__WORK INSTRUCTIONS__.
Pull every line containing the word "JSON" from the records.

__DATASET CONTENT__.

--- BEGIN ---

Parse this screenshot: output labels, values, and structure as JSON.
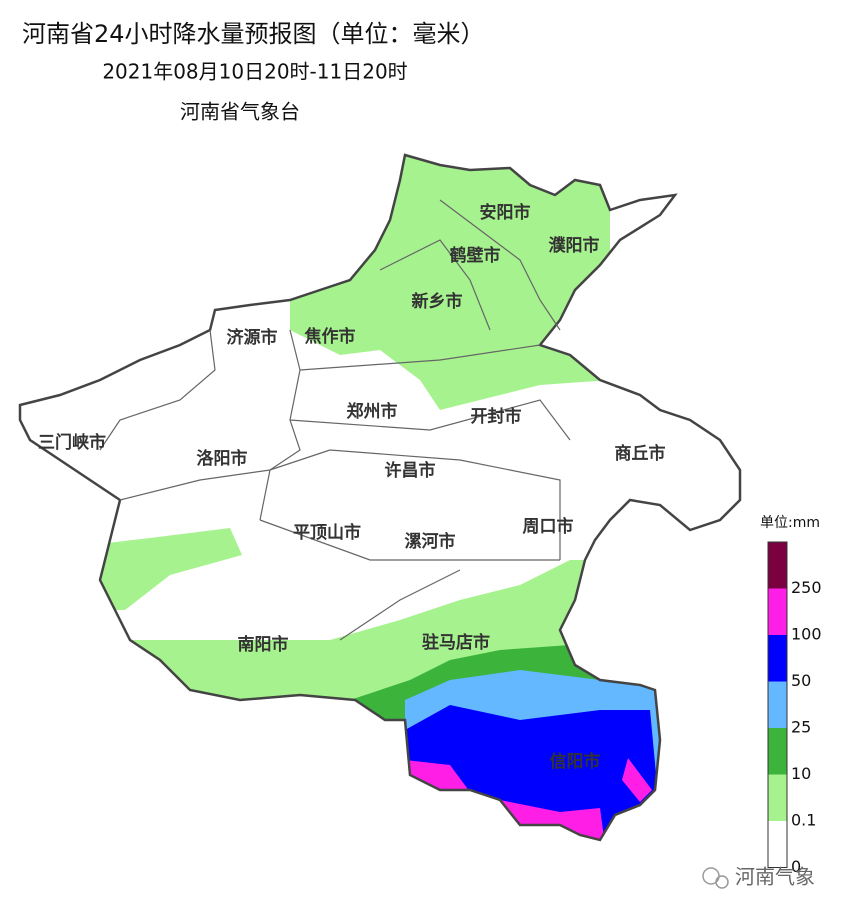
{
  "header": {
    "title": "河南省24小时降水量预报图（单位：毫米）",
    "subtitle": "2021年08月10日20时-11日20时",
    "issuer": "河南省气象台"
  },
  "cities": [
    "安阳市",
    "鹤壁市",
    "濮阳市",
    "新乡市",
    "济源市",
    "焦作市",
    "郑州市",
    "开封市",
    "三门峡市",
    "洛阳市",
    "商丘市",
    "许昌市",
    "平顶山市",
    "漯河市",
    "周口市",
    "南阳市",
    "驻马店市",
    "信阳市"
  ],
  "legend": {
    "title": "单位:mm",
    "ticks": [
      250,
      100,
      50,
      25,
      10,
      0.1,
      0
    ],
    "colors": [
      "#7a0040",
      "#ff1ee6",
      "#0000ff",
      "#63b8ff",
      "#3cb43c",
      "#a6f28e",
      "#ffffff"
    ]
  },
  "watermark": "河南气象"
}
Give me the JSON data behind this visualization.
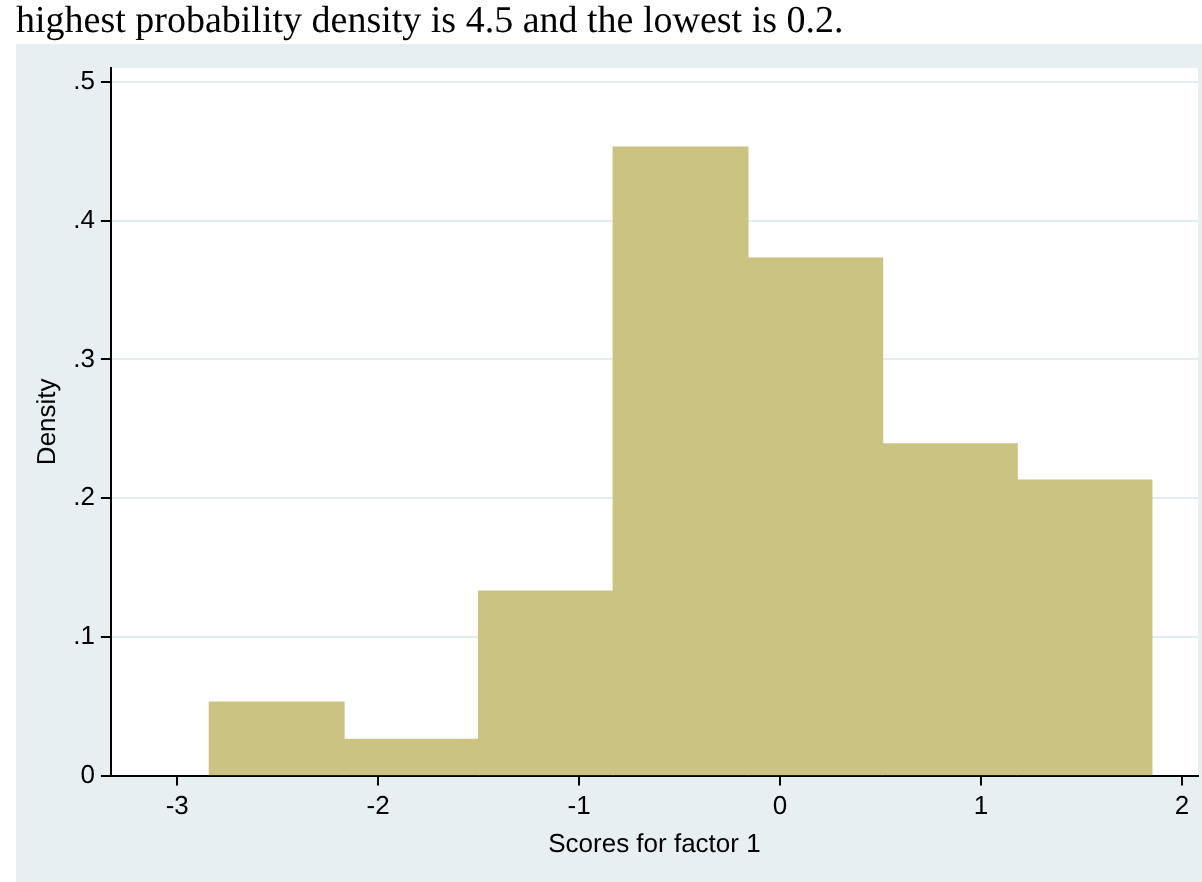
{
  "chart_data": {
    "type": "histogram",
    "annotations": [
      "highest probability density is 4.5 and the lowest is 0.2."
    ],
    "xlabel": "Scores for factor 1",
    "ylabel": "Density",
    "bins": [
      -2.84,
      -2.17,
      -1.5,
      -0.83,
      -0.16,
      0.51,
      1.18,
      1.85
    ],
    "values": [
      0.053,
      0.026,
      0.133,
      0.453,
      0.373,
      0.239,
      0.213
    ],
    "color": "#cbc382",
    "xlim": [
      -3.33,
      2.08
    ],
    "xticks": [
      -3,
      -2,
      -1,
      0,
      1,
      2
    ],
    "ylim": [
      0,
      0.51
    ],
    "yticks": [
      {
        "value": 0,
        "label": "0"
      },
      {
        "value": 0.1,
        "label": ".1"
      },
      {
        "value": 0.2,
        "label": ".2"
      },
      {
        "value": 0.3,
        "label": ".3"
      },
      {
        "value": 0.4,
        "label": ".4"
      },
      {
        "value": 0.5,
        "label": ".5"
      }
    ],
    "grid": "y"
  }
}
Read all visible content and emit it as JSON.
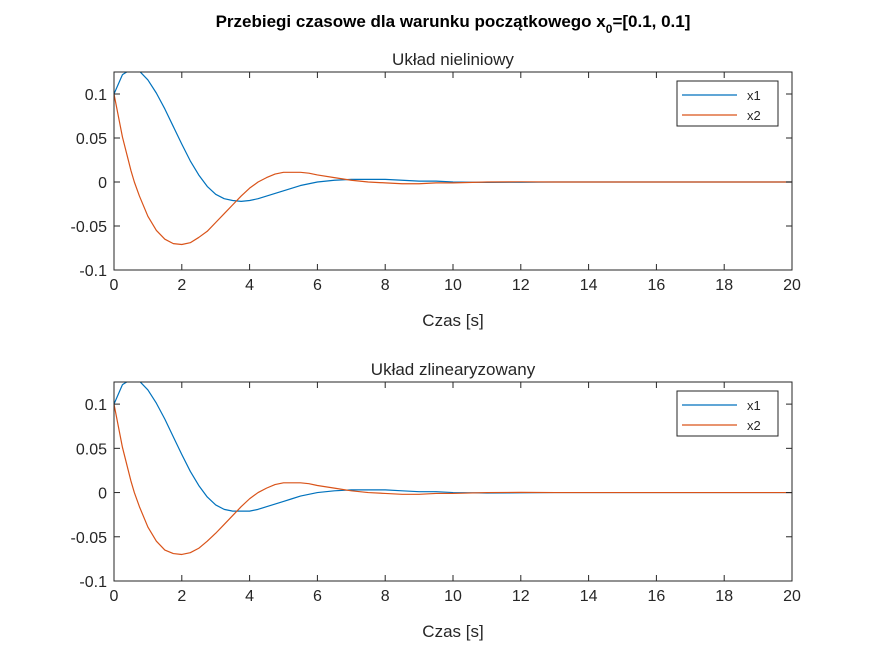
{
  "figure": {
    "title": "Przebiegi czasowe dla warunku początkowego x",
    "title_subscript": "0",
    "title_suffix": "=[0.1, 0.1]"
  },
  "colors": {
    "x1": "#0072BD",
    "x2": "#D95319",
    "axis": "#262626",
    "background": "#ffffff"
  },
  "chart_data": [
    {
      "type": "line",
      "title": "Układ nieliniowy",
      "xlabel": "Czas [s]",
      "ylabel": "",
      "xlim": [
        0,
        20
      ],
      "ylim": [
        -0.1,
        0.125
      ],
      "xticks": [
        0,
        2,
        4,
        6,
        8,
        10,
        12,
        14,
        16,
        18,
        20
      ],
      "xtick_labels": [
        "0",
        "2",
        "4",
        "6",
        "8",
        "10",
        "12",
        "14",
        "16",
        "18",
        "20"
      ],
      "yticks": [
        -0.1,
        -0.05,
        0,
        0.05,
        0.1
      ],
      "ytick_labels": [
        "-0.1",
        "-0.05",
        "0",
        "0.05",
        "0.1"
      ],
      "grid": false,
      "legend_position": "top-right",
      "x": [
        0,
        0.25,
        0.5,
        0.6,
        0.75,
        1,
        1.25,
        1.5,
        1.75,
        2,
        2.25,
        2.5,
        2.75,
        3,
        3.25,
        3.5,
        3.75,
        4,
        4.25,
        4.5,
        4.75,
        5,
        5.25,
        5.5,
        5.75,
        6,
        6.5,
        7,
        7.5,
        8,
        8.5,
        9,
        9.5,
        10,
        11,
        12,
        13,
        14,
        16,
        18,
        20
      ],
      "series": [
        {
          "name": "x1",
          "values": [
            0.1,
            0.122,
            0.128,
            0.128,
            0.126,
            0.116,
            0.101,
            0.083,
            0.063,
            0.043,
            0.024,
            0.008,
            -0.005,
            -0.014,
            -0.019,
            -0.021,
            -0.022,
            -0.021,
            -0.019,
            -0.016,
            -0.013,
            -0.01,
            -0.007,
            -0.004,
            -0.002,
            0.0,
            0.002,
            0.003,
            0.003,
            0.003,
            0.002,
            0.001,
            0.001,
            0.0,
            -0.0005,
            -0.0003,
            0.0,
            0.0,
            0.0,
            0.0,
            0.0
          ]
        },
        {
          "name": "x2",
          "values": [
            0.1,
            0.051,
            0.013,
            0.0,
            -0.016,
            -0.039,
            -0.055,
            -0.065,
            -0.07,
            -0.071,
            -0.069,
            -0.063,
            -0.056,
            -0.046,
            -0.036,
            -0.026,
            -0.016,
            -0.007,
            0.0,
            0.005,
            0.009,
            0.011,
            0.011,
            0.011,
            0.01,
            0.008,
            0.005,
            0.002,
            0.0,
            -0.001,
            -0.002,
            -0.002,
            -0.001,
            -0.001,
            0.0,
            0.0002,
            0.0,
            0.0,
            0.0,
            0.0,
            0.0
          ]
        }
      ]
    },
    {
      "type": "line",
      "title": "Układ zlinearyzowany",
      "xlabel": "Czas [s]",
      "ylabel": "",
      "xlim": [
        0,
        20
      ],
      "ylim": [
        -0.1,
        0.125
      ],
      "xticks": [
        0,
        2,
        4,
        6,
        8,
        10,
        12,
        14,
        16,
        18,
        20
      ],
      "xtick_labels": [
        "0",
        "2",
        "4",
        "6",
        "8",
        "10",
        "12",
        "14",
        "16",
        "18",
        "20"
      ],
      "yticks": [
        -0.1,
        -0.05,
        0,
        0.05,
        0.1
      ],
      "ytick_labels": [
        "-0.1",
        "-0.05",
        "0",
        "0.05",
        "0.1"
      ],
      "grid": false,
      "legend_position": "top-right",
      "x": [
        0,
        0.25,
        0.5,
        0.6,
        0.75,
        1,
        1.25,
        1.5,
        1.75,
        2,
        2.25,
        2.5,
        2.75,
        3,
        3.25,
        3.5,
        3.75,
        4,
        4.25,
        4.5,
        4.75,
        5,
        5.25,
        5.5,
        5.75,
        6,
        6.5,
        7,
        7.5,
        8,
        8.5,
        9,
        9.5,
        10,
        11,
        12,
        13,
        14,
        16,
        18,
        20
      ],
      "series": [
        {
          "name": "x1",
          "values": [
            0.1,
            0.122,
            0.128,
            0.128,
            0.126,
            0.116,
            0.101,
            0.083,
            0.063,
            0.043,
            0.024,
            0.008,
            -0.005,
            -0.014,
            -0.019,
            -0.021,
            -0.021,
            -0.021,
            -0.019,
            -0.016,
            -0.013,
            -0.01,
            -0.007,
            -0.004,
            -0.002,
            0.0,
            0.002,
            0.003,
            0.003,
            0.003,
            0.002,
            0.001,
            0.001,
            0.0,
            -0.0005,
            -0.0003,
            0.0,
            0.0,
            0.0,
            0.0,
            0.0
          ]
        },
        {
          "name": "x2",
          "values": [
            0.1,
            0.051,
            0.013,
            0.0,
            -0.016,
            -0.039,
            -0.055,
            -0.065,
            -0.069,
            -0.07,
            -0.068,
            -0.063,
            -0.055,
            -0.046,
            -0.036,
            -0.026,
            -0.016,
            -0.007,
            0.0,
            0.005,
            0.009,
            0.011,
            0.011,
            0.011,
            0.01,
            0.008,
            0.005,
            0.002,
            0.0,
            -0.001,
            -0.002,
            -0.002,
            -0.001,
            -0.001,
            0.0,
            0.0002,
            0.0,
            0.0,
            0.0,
            0.0,
            0.0
          ]
        }
      ]
    }
  ]
}
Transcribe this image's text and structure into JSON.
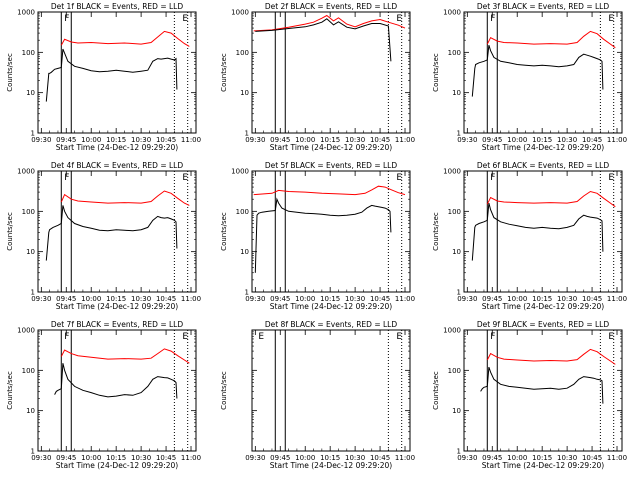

--- END ---

__TASK SOLUTION__.
Parse this screenshot: output labels, values, and structure as JSON.
Give me the JSON data behind this visualization.
Read all visible content and emit it as JSON.
Transcribe this image's text and structure into JSON.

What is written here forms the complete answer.